START INPUT RECORDS
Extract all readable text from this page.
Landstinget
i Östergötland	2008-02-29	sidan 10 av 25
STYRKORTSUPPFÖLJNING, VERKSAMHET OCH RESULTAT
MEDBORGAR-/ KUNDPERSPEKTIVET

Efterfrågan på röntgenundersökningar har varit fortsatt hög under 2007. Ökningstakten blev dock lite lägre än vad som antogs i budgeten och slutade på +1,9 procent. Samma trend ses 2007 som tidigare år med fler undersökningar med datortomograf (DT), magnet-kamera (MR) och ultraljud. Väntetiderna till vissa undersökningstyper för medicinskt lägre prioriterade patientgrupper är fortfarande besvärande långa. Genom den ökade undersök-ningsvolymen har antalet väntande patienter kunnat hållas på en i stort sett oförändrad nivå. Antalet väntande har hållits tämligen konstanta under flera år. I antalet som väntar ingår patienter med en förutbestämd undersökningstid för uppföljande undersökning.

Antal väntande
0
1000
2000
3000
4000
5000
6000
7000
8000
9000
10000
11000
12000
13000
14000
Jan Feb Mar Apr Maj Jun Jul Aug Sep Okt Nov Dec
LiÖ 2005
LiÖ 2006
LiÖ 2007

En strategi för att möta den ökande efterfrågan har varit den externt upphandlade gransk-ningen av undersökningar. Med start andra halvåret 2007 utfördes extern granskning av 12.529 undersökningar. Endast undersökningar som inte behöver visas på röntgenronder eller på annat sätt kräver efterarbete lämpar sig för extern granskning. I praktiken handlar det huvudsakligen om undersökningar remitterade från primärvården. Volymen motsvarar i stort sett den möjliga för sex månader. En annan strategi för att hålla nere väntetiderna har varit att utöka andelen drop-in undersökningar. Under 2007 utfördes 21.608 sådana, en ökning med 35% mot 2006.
END INPUT RECORDS
YOUR OBJECTIVE: From the records above, report the count of lines containing "väntande" and nothing more.

EXPECTED ANSWER: 2